== Available records ==
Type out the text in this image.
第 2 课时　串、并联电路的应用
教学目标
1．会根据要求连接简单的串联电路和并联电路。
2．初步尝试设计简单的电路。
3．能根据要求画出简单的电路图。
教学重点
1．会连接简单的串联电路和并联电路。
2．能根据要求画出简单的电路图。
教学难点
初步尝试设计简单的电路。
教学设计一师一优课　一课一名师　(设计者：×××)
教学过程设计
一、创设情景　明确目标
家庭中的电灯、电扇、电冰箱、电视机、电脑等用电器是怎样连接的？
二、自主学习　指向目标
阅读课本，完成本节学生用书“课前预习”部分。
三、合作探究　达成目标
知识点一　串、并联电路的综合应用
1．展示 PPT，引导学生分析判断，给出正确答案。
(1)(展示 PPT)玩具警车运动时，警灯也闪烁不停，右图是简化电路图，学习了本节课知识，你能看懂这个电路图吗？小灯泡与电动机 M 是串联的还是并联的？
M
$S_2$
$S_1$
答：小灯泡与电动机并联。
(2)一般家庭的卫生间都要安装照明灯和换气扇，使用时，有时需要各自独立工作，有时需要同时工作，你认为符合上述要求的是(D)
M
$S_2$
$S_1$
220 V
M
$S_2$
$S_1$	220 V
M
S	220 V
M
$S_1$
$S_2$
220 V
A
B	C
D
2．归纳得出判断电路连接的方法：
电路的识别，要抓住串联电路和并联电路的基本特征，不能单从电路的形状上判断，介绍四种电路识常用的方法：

== Problem ==
Repeat each of the entries above precisely as given.

== Solution to this problem ==
Type out the text in this image.
第 2 课时　串、并联电路的应用
教学目标
1．会根据要求连接简单的串联电路和并联电路。
2．初步尝试设计简单的电路。
3．能根据要求画出简单的电路图。
教学重点
1．会连接简单的串联电路和并联电路。
2．能根据要求画出简单的电路图。
教学难点
初步尝试设计简单的电路。
教学设计一师一优课　一课一名师　(设计者：×××)
教学过程设计
一、创设情景　明确目标
家庭中的电灯、电扇、电冰箱、电视机、电脑等用电器是怎样连接的？
二、自主学习　指向目标
阅读课本，完成本节学生用书“课前预习”部分。
三、合作探究　达成目标
知识点一　串、并联电路的综合应用
1．展示 PPT，引导学生分析判断，给出正确答案。
(1)(展示 PPT)玩具警车运动时，警灯也闪烁不停，右图是简化电路图，学习了本节课知识，你能看懂这个电路图吗？小灯泡与电动机 M 是串联的还是并联的？
M
$S_2$
$S_1$
答：小灯泡与电动机并联。
(2)一般家庭的卫生间都要安装照明灯和换气扇，使用时，有时需要各自独立工作，有时需要同时工作，你认为符合上述要求的是(D)
M
$S_2$
$S_1$
220 V
M
$S_2$
$S_1$	220 V
M
S	220 V
M
$S_1$
$S_2$
220 V
A
B	C
D
2．归纳得出判断电路连接的方法：
电路的识别，要抓住串联电路和并联电路的基本特征，不能单从电路的形状上判断，介绍四种电路识常用的方法：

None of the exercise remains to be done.